Aufgabe:
Wähle aus den folgenden Einträgen jede Zeile aus, in der die Zeichenfolge „продажей“ vorkommt, und schreibe sie vollständig ab.

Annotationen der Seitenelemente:
::::::::

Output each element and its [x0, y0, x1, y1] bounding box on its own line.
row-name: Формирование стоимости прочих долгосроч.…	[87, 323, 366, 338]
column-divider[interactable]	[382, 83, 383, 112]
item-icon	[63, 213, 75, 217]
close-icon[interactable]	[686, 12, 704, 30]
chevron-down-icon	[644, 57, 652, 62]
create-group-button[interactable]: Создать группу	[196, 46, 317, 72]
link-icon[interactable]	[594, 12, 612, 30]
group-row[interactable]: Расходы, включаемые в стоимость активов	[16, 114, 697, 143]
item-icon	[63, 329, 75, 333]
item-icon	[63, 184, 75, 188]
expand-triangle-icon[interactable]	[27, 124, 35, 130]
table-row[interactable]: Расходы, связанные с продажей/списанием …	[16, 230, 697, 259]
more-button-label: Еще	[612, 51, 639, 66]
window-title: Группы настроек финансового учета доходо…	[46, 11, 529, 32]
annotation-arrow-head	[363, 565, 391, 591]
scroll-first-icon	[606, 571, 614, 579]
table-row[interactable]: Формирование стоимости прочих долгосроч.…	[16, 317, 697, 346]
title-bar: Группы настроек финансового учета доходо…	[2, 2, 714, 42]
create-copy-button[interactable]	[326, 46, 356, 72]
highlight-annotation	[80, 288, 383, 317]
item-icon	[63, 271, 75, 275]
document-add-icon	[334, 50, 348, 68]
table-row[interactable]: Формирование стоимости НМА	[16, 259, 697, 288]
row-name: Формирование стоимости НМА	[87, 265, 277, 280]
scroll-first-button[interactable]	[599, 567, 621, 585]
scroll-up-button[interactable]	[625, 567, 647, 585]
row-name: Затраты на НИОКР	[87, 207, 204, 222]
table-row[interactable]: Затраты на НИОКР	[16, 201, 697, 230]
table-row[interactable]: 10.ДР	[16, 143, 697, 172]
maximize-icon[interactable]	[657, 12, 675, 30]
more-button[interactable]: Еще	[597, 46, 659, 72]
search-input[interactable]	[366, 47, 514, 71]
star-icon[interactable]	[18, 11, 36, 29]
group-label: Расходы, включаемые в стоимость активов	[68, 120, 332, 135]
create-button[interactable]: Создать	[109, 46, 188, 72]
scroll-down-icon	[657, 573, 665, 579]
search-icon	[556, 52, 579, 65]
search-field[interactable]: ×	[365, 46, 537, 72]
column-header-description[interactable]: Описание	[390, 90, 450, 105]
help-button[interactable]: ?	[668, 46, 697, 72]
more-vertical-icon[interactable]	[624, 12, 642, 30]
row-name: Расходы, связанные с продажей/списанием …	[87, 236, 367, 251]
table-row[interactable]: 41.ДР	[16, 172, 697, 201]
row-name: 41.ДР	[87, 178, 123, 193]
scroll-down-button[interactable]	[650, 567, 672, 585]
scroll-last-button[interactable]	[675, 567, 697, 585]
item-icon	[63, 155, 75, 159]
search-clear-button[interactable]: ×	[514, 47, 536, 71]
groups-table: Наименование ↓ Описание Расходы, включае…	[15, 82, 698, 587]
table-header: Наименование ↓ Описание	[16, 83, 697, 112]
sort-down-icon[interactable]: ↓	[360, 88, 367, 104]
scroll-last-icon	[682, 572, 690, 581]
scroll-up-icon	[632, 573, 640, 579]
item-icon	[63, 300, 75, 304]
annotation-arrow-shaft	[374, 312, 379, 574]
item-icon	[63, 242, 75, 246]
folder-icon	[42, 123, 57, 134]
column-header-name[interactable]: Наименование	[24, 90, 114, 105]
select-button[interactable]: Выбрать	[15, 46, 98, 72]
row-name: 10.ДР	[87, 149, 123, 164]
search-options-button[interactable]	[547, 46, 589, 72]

::::::::

Lösung zur Aufgabe:
table-row[interactable]: Расходы, связанные с продажей/списанием …	[16, 230, 697, 259]
row-name: Расходы, связанные с продажей/списанием …	[87, 236, 367, 251]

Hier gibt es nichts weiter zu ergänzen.